> **INSTRUCTIONS FOR THE TASK**: Copy out all lines of the records in which the word "также" appears.

•••••

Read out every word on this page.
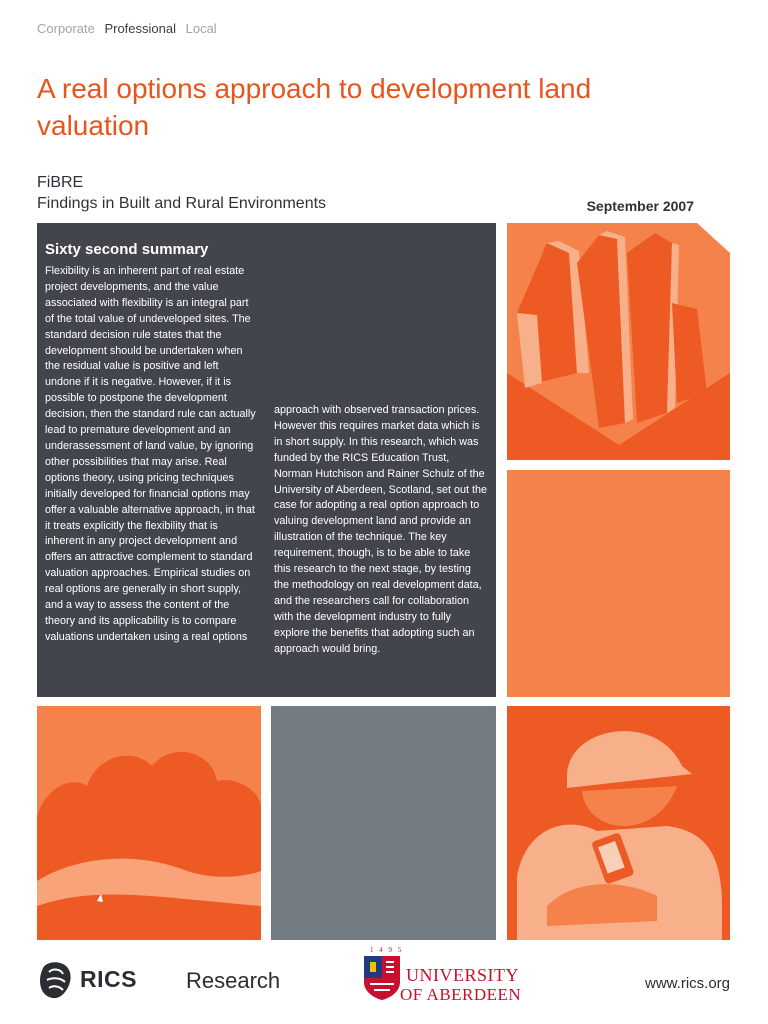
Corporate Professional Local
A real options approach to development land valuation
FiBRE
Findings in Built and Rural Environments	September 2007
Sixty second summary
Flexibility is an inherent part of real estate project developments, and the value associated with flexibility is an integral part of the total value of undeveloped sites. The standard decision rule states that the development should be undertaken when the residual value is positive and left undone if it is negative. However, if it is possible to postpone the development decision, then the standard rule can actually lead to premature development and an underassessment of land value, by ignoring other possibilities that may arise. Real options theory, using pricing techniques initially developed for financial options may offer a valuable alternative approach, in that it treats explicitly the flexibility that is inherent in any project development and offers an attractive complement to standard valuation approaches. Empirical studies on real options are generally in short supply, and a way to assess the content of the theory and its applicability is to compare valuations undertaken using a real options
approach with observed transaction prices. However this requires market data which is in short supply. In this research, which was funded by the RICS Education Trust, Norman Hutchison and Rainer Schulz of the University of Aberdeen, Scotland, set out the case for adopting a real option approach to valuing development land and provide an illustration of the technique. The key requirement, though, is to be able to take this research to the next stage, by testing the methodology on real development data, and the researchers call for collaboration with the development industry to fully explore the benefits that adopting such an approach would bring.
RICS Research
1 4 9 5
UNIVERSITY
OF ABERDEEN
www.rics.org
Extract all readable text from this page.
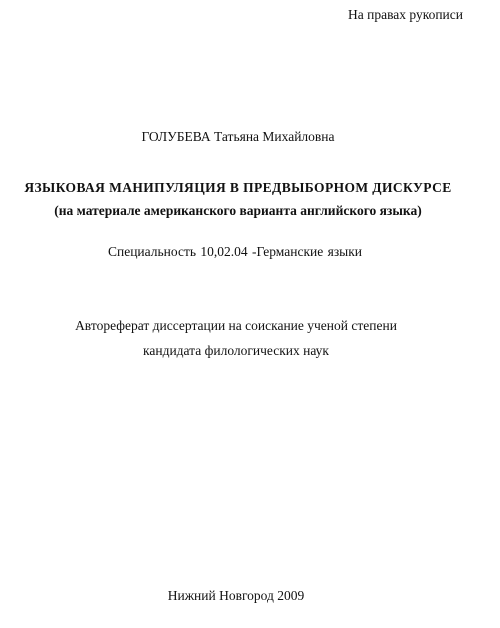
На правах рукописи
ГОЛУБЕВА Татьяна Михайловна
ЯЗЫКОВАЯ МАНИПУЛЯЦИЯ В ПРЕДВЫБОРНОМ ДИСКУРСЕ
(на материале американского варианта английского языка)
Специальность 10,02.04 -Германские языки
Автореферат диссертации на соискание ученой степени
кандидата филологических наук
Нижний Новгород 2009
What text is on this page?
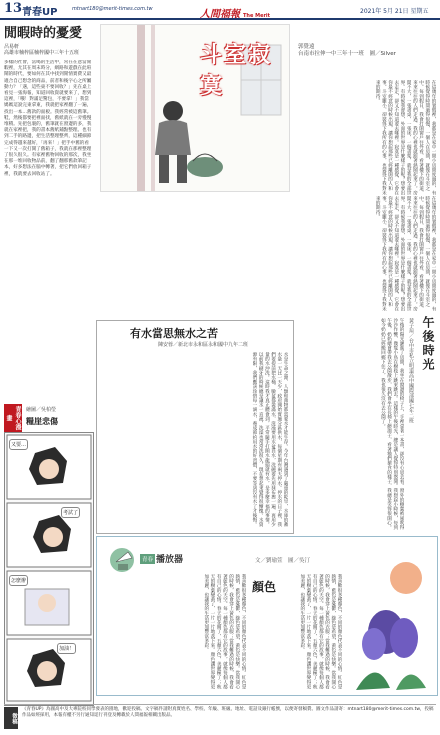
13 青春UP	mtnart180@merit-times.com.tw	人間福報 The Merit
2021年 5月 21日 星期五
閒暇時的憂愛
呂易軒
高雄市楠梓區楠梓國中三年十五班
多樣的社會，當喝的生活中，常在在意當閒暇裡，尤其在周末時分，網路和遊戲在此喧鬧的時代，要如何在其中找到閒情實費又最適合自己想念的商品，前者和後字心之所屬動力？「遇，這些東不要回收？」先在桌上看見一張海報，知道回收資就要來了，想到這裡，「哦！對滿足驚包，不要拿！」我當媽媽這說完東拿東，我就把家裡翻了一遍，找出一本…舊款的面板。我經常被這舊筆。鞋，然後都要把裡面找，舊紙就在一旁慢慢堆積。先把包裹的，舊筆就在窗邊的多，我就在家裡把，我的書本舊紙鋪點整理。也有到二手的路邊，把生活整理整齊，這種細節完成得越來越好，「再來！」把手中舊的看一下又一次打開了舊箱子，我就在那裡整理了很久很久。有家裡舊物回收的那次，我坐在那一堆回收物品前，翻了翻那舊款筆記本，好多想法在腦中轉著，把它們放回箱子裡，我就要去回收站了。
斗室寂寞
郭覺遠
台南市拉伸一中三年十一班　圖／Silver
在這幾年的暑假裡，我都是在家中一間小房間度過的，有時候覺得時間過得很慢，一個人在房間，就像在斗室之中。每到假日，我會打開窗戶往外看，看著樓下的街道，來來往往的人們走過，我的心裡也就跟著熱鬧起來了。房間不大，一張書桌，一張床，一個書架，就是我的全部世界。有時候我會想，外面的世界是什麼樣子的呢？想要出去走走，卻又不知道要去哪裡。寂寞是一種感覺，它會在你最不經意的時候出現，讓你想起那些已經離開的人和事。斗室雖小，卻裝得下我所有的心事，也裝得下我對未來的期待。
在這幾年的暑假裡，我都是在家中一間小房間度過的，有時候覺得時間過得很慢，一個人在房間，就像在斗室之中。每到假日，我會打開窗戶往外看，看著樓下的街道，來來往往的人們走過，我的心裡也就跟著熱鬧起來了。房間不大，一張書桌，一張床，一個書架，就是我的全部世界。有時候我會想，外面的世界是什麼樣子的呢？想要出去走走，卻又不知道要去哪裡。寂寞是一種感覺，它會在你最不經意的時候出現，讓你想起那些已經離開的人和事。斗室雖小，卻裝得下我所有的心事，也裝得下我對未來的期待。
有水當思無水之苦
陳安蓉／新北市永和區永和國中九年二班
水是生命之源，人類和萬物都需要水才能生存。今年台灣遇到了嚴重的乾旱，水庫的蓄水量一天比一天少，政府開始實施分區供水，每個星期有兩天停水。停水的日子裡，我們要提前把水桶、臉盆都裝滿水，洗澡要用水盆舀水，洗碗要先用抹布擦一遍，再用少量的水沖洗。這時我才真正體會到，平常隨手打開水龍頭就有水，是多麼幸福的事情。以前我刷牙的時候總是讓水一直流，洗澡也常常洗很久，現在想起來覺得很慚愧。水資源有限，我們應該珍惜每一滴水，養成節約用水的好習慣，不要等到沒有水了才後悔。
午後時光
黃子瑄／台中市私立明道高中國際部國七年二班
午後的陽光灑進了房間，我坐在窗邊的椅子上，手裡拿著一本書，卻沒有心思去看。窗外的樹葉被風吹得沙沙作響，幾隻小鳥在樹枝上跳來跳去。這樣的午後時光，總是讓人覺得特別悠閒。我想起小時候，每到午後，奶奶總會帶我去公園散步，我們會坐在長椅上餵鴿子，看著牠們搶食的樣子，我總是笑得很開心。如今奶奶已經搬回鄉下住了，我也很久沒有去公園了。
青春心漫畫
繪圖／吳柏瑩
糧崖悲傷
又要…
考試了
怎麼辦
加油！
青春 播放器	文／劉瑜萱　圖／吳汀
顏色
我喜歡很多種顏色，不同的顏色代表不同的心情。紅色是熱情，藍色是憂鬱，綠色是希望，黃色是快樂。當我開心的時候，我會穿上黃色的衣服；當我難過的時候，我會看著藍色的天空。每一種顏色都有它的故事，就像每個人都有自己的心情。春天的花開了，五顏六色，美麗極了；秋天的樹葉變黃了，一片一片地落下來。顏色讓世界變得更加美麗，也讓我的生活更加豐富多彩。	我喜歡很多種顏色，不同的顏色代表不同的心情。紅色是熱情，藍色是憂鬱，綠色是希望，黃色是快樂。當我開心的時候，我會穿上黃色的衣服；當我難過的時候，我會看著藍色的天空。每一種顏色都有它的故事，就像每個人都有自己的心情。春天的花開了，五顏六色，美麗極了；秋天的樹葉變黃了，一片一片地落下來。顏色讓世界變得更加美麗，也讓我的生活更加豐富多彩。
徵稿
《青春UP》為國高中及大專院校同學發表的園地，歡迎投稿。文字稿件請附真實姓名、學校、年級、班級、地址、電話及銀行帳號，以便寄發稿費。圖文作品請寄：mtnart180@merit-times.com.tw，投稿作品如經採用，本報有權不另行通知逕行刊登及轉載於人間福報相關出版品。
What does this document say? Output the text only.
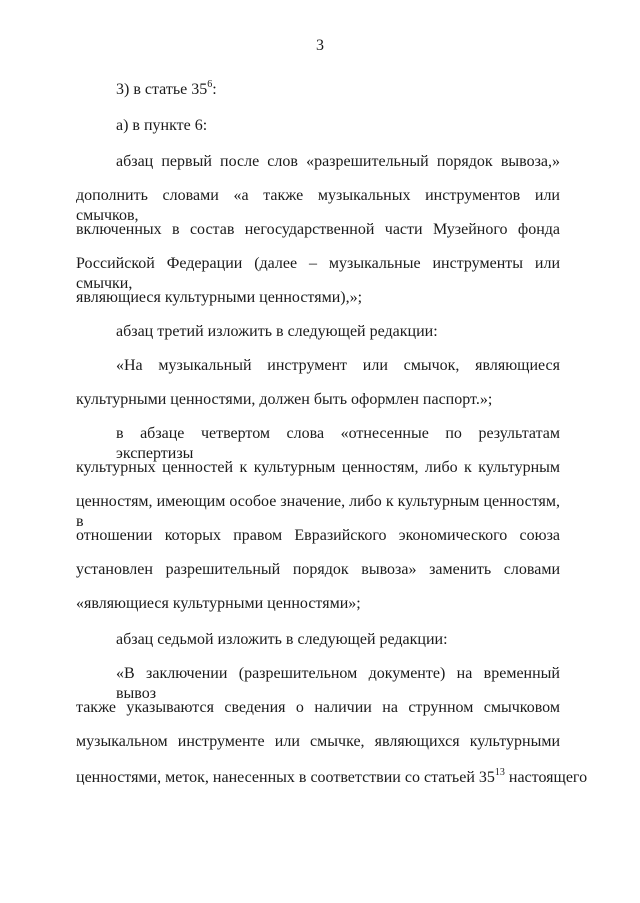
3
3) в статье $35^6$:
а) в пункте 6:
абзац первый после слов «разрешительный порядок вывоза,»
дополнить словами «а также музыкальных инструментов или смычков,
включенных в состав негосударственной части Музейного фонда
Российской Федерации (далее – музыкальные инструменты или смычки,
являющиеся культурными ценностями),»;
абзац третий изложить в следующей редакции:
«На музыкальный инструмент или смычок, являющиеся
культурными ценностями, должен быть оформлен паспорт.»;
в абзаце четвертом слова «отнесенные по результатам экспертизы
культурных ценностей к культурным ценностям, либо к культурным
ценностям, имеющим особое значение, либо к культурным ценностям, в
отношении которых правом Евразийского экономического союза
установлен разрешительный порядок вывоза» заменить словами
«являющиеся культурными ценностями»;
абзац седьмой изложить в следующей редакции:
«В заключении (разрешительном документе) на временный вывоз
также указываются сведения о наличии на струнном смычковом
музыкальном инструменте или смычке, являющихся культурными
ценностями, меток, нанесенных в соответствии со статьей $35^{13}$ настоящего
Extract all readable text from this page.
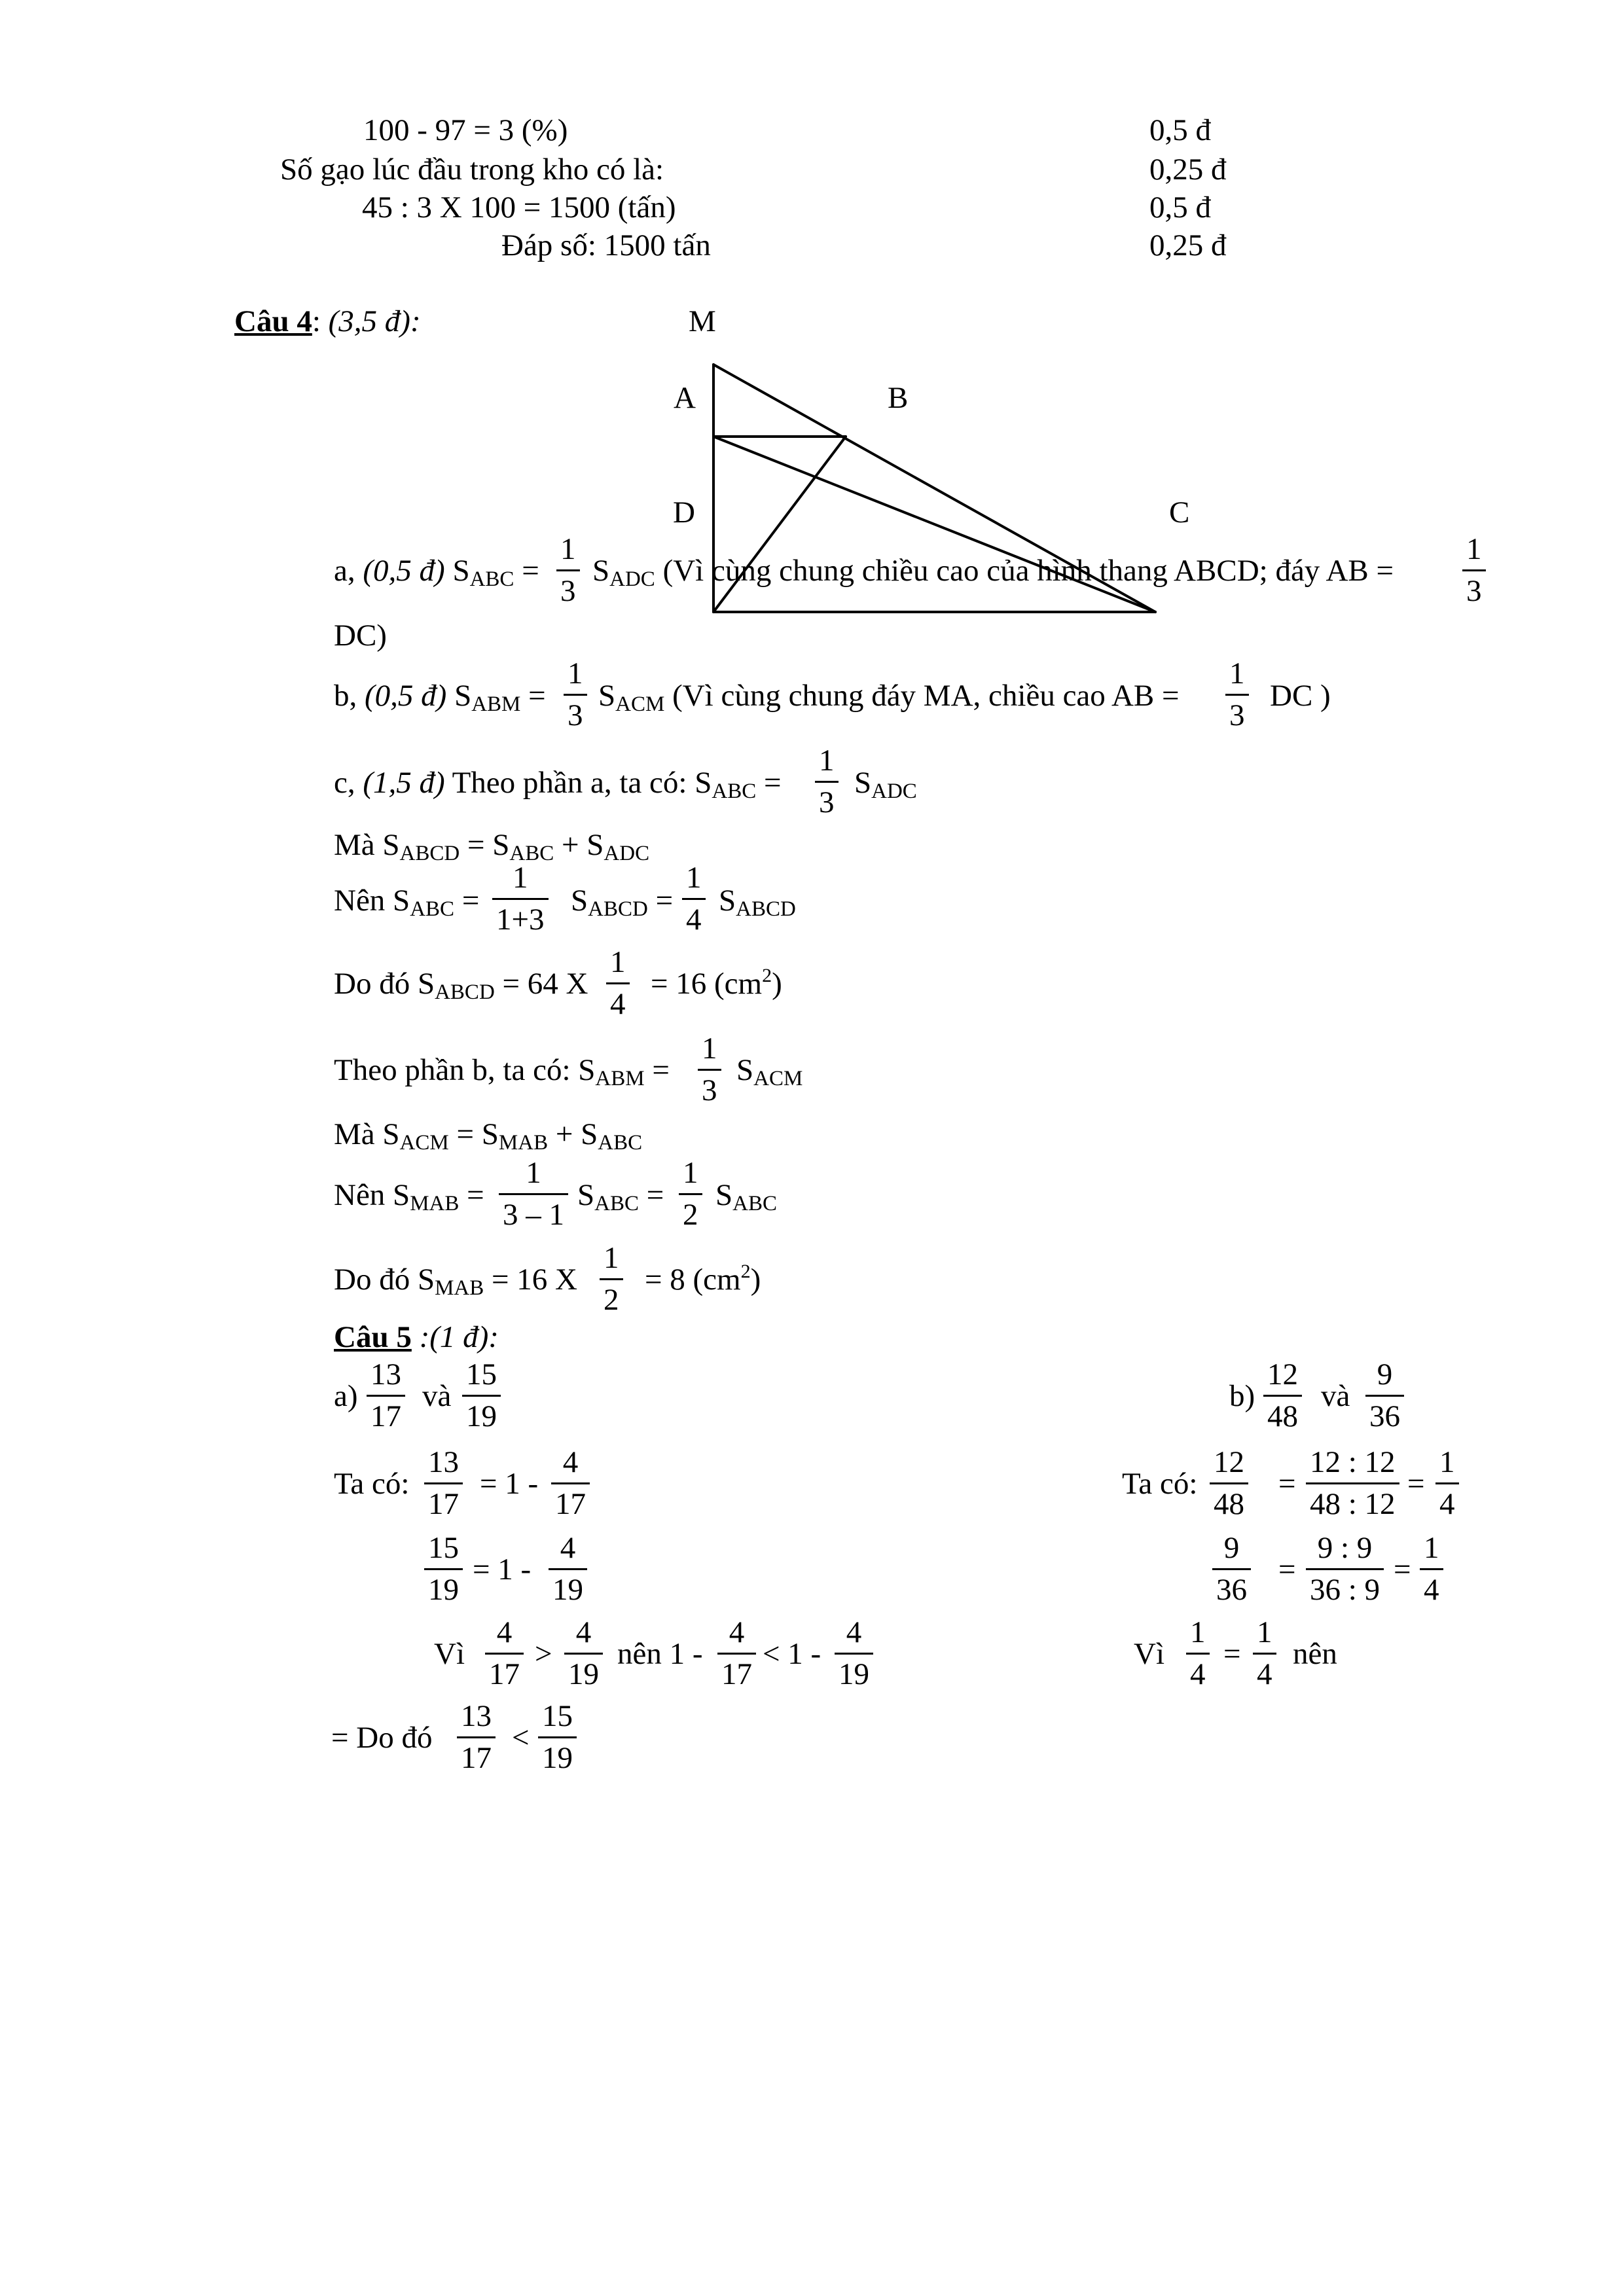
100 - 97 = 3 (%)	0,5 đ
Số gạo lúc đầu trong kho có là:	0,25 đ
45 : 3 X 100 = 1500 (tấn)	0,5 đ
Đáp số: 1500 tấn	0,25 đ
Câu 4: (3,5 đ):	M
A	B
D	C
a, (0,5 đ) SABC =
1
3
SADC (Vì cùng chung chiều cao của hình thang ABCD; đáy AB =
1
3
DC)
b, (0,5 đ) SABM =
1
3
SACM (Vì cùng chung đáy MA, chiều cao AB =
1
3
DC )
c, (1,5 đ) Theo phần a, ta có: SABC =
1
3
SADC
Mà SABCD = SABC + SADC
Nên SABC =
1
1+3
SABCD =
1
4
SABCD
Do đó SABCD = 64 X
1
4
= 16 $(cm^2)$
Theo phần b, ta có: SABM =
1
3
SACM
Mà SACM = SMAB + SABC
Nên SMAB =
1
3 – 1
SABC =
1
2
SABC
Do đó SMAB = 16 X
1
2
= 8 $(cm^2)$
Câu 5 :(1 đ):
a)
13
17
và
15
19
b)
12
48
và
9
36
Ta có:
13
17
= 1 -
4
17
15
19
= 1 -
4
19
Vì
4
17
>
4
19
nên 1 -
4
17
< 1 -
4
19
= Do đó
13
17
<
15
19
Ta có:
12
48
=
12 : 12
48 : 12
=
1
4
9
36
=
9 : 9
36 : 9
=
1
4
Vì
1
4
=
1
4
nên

•••••

> **OUTPUT FOR THIS EXERCISE**:
дополнить словами «а также музыкальных инструментов или смычков,
также указываются сведения о наличии на струнном смычковом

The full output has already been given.